[START OF Exercise input]
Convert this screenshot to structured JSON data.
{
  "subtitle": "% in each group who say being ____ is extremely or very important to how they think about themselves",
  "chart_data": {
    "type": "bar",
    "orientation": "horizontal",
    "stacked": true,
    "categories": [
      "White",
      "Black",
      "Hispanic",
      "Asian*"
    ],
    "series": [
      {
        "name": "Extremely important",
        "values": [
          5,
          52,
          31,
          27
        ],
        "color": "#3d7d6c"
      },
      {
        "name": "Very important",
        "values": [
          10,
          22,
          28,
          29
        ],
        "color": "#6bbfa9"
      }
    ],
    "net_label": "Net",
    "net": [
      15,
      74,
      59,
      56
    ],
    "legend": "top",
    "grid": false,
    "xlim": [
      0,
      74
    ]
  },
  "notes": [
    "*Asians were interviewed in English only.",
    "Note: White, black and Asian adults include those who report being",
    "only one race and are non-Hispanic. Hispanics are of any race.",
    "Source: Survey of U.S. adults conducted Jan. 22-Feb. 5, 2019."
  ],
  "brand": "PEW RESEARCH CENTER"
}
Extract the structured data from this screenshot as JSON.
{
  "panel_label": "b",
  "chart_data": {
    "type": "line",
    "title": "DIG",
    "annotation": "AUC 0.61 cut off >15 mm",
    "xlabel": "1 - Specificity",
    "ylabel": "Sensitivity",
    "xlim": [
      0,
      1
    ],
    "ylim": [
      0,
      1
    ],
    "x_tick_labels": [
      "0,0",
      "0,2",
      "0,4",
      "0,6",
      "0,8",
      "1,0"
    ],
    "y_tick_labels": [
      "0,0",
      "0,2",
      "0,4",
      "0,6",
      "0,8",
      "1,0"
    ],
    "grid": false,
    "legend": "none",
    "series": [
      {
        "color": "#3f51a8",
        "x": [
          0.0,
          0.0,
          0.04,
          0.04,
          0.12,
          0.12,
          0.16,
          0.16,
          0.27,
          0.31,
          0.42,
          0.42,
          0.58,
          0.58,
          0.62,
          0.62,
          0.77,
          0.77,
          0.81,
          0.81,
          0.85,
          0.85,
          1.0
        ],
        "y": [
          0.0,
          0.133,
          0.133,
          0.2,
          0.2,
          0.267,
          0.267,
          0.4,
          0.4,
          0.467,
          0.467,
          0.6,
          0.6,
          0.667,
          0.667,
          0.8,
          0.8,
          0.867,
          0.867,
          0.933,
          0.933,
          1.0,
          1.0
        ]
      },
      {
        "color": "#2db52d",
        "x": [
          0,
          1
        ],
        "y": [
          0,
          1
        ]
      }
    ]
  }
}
[END OF Exercise input]
**Aim**
Send back every record, precisely as written.

**Solution to this problem**
Convert this screenshot to structured JSON data.
{
  "subtitle": "% in each group who say being ____ is extremely or very important to how they think about themselves",
  "chart_data": {
    "type": "bar",
    "orientation": "horizontal",
    "stacked": true,
    "categories": [
      "White",
      "Black",
      "Hispanic",
      "Asian*"
    ],
    "series": [
      {
        "name": "Extremely important",
        "values": [
          5,
          52,
          31,
          27
        ],
        "color": "#3d7d6c"
      },
      {
        "name": "Very important",
        "values": [
          10,
          22,
          28,
          29
        ],
        "color": "#6bbfa9"
      }
    ],
    "net_label": "Net",
    "net": [
      15,
      74,
      59,
      56
    ],
    "legend": "top",
    "grid": false,
    "xlim": [
      0,
      74
    ]
  },
  "notes": [
    "*Asians were interviewed in English only.",
    "Note: White, black and Asian adults include those who report being",
    "only one race and are non-Hispanic. Hispanics are of any race.",
    "Source: Survey of U.S. adults conducted Jan. 22-Feb. 5, 2019."
  ],
  "brand": "PEW RESEARCH CENTER"
}
Extract the structured data from this screenshot as JSON.
{
  "panel_label": "b",
  "chart_data": {
    "type": "line",
    "title": "DIG",
    "annotation": "AUC 0.61 cut off >15 mm",
    "xlabel": "1 - Specificity",
    "ylabel": "Sensitivity",
    "xlim": [
      0,
      1
    ],
    "ylim": [
      0,
      1
    ],
    "x_tick_labels": [
      "0,0",
      "0,2",
      "0,4",
      "0,6",
      "0,8",
      "1,0"
    ],
    "y_tick_labels": [
      "0,0",
      "0,2",
      "0,4",
      "0,6",
      "0,8",
      "1,0"
    ],
    "grid": false,
    "legend": "none",
    "series": [
      {
        "color": "#3f51a8",
        "x": [
          0.0,
          0.0,
          0.04,
          0.04,
          0.12,
          0.12,
          0.16,
          0.16,
          0.27,
          0.31,
          0.42,
          0.42,
          0.58,
          0.58,
          0.62,
          0.62,
          0.77,
          0.77,
          0.81,
          0.81,
          0.85,
          0.85,
          1.0
        ],
        "y": [
          0.0,
          0.133,
          0.133,
          0.2,
          0.2,
          0.267,
          0.267,
          0.4,
          0.4,
          0.467,
          0.467,
          0.6,
          0.6,
          0.667,
          0.667,
          0.8,
          0.8,
          0.867,
          0.867,
          0.933,
          0.933,
          1.0,
          1.0
        ]
      },
      {
        "color": "#2db52d",
        "x": [
          0,
          1
        ],
        "y": [
          0,
          1
        ]
      }
    ]
  }
}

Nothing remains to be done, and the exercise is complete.